(Activity 1): Reproduce word for word the part of the passage about the fossil seabird that begins at the words "Picture a seabird, a" and stops after "from the ocean.".
(Activity 2): In the passage about the fossil seabird, where was the skull found?
(Activity 3): Write the next part of the passage about the fossil seabird, picking up after its last sentence.

(Source text):
BEGIN

Picture a seabird, a bit like a long-winged, short-necked goose. Now picture it with wings five meters across. Now picture it with teeth.
A fossil skull recently found on the the Isle of Sheppey off the English coast tells us that, 50 million years ago, this winged wonder did patrol the coastal seas from above. The bird, placed in the extinct genus Dasornis, had what one paleontologist called, "sharp, tooth-like projections along the cutting edges of the beak." These "pseudo-teeth" are believed to have re-evolved after the birds as a whole lost their teeth through natural selection. This feature may have made it easier for birds like Dasonis emuinus to grip fish they skimmed from the ocean.

END

Extracted records
BEGIN

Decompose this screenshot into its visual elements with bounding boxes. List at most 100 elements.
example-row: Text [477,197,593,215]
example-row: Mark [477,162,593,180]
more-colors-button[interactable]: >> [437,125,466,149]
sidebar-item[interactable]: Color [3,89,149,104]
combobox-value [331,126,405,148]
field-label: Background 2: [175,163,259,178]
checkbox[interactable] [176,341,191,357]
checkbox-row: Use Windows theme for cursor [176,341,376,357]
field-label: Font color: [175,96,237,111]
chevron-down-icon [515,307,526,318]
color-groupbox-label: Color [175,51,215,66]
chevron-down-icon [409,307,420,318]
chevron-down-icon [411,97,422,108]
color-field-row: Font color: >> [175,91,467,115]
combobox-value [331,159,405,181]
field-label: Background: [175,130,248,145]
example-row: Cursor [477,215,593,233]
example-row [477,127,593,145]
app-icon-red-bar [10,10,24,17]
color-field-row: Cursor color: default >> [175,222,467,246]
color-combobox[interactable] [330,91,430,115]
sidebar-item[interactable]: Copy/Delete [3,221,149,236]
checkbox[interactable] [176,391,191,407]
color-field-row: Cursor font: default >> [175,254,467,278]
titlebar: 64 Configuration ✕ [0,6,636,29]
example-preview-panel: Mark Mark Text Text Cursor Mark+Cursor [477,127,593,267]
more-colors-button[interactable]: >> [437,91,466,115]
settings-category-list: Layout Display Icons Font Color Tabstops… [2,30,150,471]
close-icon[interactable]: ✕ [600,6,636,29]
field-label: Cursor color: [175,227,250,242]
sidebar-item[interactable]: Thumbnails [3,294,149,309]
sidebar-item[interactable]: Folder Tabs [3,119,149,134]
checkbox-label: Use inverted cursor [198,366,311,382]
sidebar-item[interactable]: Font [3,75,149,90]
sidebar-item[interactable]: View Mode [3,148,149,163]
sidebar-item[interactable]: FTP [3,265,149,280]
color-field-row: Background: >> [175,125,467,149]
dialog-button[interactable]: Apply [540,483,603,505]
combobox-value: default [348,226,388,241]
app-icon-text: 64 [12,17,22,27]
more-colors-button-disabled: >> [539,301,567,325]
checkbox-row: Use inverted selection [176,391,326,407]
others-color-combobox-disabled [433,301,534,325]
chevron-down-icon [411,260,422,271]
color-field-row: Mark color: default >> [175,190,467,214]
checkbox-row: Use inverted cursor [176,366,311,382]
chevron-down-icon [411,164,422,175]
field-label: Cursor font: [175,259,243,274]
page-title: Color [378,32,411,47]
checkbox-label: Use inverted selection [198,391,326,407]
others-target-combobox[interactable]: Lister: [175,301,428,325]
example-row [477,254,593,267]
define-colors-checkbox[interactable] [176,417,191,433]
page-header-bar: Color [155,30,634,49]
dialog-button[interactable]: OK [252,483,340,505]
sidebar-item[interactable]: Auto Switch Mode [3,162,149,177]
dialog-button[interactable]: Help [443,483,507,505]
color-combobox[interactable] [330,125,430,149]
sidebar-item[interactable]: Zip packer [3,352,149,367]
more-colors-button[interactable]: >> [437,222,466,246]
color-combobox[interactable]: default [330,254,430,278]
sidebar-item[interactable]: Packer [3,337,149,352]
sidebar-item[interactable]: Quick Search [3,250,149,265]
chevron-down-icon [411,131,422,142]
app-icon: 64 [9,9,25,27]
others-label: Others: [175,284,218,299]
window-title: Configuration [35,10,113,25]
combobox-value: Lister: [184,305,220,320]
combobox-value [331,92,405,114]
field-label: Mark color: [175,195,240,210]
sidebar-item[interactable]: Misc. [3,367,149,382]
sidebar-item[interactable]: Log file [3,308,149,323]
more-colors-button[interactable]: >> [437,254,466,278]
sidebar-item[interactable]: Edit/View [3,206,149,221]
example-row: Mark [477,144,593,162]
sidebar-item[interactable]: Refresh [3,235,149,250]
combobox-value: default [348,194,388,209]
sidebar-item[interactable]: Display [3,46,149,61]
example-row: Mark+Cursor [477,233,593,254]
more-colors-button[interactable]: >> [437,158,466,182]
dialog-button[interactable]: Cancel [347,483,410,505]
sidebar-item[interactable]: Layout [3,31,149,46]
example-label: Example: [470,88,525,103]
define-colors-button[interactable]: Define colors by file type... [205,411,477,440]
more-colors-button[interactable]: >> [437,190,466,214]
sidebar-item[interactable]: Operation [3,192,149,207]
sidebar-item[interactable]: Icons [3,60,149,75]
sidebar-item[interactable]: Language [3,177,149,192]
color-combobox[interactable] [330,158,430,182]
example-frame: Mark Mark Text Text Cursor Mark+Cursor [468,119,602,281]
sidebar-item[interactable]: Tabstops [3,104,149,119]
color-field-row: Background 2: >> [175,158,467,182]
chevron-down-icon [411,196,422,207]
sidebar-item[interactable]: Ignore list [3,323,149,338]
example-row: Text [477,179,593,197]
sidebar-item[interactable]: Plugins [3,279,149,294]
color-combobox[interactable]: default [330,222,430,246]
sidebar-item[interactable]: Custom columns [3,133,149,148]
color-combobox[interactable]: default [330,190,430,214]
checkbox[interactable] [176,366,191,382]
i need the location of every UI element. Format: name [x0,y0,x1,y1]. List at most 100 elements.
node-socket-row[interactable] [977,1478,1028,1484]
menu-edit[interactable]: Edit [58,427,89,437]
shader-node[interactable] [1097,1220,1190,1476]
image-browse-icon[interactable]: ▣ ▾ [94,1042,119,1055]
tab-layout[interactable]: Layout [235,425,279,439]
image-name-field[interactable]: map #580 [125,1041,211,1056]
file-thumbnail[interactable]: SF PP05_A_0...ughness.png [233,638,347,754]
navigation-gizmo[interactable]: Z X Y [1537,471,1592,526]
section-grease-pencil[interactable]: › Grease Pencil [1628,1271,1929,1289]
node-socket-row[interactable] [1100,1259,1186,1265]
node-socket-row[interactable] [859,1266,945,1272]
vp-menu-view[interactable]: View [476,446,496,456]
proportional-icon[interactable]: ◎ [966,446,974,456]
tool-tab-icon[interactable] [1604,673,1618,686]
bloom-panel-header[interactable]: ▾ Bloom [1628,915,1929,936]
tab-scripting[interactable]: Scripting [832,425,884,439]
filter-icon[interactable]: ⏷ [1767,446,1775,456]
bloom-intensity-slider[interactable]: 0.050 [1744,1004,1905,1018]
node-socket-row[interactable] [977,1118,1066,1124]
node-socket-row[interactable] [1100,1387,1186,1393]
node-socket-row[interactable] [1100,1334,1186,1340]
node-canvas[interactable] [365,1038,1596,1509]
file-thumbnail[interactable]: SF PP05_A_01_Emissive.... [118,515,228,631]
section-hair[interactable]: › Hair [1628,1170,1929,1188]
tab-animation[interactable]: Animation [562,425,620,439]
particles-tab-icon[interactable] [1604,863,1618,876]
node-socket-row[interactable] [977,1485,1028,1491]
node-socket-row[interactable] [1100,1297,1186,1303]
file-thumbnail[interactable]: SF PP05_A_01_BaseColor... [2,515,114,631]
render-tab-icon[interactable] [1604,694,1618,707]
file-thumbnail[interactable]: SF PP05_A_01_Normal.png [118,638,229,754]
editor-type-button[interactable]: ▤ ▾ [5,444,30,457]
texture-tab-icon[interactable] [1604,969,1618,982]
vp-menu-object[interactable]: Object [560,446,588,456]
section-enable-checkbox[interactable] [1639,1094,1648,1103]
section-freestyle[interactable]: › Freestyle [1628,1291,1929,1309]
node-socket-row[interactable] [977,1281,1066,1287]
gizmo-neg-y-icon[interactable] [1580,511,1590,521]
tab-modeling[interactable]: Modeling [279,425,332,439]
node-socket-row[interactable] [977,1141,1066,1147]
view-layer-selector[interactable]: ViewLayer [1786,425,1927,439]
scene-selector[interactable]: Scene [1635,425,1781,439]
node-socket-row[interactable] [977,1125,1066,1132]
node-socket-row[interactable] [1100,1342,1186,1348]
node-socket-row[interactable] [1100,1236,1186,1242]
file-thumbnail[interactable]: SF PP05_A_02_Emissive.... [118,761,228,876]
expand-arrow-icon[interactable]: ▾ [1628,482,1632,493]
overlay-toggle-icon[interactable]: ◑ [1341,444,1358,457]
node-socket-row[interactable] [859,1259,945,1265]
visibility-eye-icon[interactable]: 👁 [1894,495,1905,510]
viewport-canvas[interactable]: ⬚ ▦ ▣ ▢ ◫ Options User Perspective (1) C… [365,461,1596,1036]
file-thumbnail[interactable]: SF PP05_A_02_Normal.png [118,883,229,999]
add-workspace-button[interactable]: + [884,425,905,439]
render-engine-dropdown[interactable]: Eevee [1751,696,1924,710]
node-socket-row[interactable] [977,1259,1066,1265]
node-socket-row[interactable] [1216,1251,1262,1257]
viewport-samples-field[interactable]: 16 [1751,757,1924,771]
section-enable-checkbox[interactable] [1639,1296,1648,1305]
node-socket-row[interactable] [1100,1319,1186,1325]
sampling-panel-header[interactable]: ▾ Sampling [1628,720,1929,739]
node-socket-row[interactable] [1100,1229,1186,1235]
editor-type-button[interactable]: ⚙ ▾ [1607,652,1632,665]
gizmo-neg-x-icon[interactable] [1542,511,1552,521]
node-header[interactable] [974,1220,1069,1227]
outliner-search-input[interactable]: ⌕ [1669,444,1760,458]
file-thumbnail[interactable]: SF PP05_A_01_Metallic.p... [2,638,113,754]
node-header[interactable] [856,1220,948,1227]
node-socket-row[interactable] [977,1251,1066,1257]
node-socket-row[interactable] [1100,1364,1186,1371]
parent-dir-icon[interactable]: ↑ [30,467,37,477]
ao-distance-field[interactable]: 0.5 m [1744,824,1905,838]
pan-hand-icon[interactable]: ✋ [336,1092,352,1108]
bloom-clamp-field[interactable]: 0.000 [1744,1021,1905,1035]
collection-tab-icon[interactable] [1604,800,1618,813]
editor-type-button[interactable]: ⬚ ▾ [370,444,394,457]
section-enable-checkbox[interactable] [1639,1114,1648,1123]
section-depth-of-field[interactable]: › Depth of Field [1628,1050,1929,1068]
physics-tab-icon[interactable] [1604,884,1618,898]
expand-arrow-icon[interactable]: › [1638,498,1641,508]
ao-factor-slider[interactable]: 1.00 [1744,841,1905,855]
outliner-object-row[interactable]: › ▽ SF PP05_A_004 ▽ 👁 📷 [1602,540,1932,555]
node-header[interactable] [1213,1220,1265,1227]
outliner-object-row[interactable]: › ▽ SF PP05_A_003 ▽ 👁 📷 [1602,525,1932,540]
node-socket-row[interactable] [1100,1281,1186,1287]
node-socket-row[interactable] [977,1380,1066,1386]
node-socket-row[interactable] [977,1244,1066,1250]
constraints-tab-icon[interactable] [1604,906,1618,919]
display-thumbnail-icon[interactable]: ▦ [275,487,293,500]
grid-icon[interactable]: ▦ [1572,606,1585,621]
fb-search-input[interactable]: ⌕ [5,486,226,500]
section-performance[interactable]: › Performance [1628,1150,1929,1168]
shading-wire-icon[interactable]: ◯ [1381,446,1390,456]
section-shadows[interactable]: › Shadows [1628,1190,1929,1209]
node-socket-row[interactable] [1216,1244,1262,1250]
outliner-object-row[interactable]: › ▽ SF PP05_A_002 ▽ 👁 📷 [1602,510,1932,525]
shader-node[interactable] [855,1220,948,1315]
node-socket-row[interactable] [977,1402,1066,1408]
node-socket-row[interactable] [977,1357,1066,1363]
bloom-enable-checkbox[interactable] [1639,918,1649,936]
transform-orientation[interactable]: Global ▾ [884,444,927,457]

END

(Answer section 1):
Picture a seabird, a bit like a long-winged, short-necked goose. Now picture it with wings five meters across. Now picture it with teeth.
A fossil skull recently found on the the Isle of Sheppey off the English coast tells us that, 50 million years ago, this winged wonder did patrol the coastal seas from above. The bird, placed in the extinct genus Dasornis, had what one paleontologist called, "sharp, tooth-like projections along the cutting edges of the beak." These "pseudo-teeth" are believed to have re-evolved after the birds as a whole lost their teeth through natural selection. This feature may have made it easier for birds like Dasonis emuinus to grip fish they skimmed from the ocean.

(Answer section 2): On the Isle of Sheppey off the English coast.

(Answer section 3):
COMMENT: Every answer from prehistory raises a new question. If these "teeth" were good for gripping fish, why didn't modern seabirds (those who live on fish, anyway) retain them? If they were not much of an advantage, why did they emerge at all?
"We open doors,,,which lead to more doors." - Agent Scully on the purpose of the X-Files
Scientific reference:Gerald Mayr, “A skull of the giant bony-toothed bird Dasornis (Aves: Pelagornithidae) from the Lower Eocene of the Isle of Sheppey,” Palaeontology, Vol. 51, Part 5, 2008, pp. 1107–1116.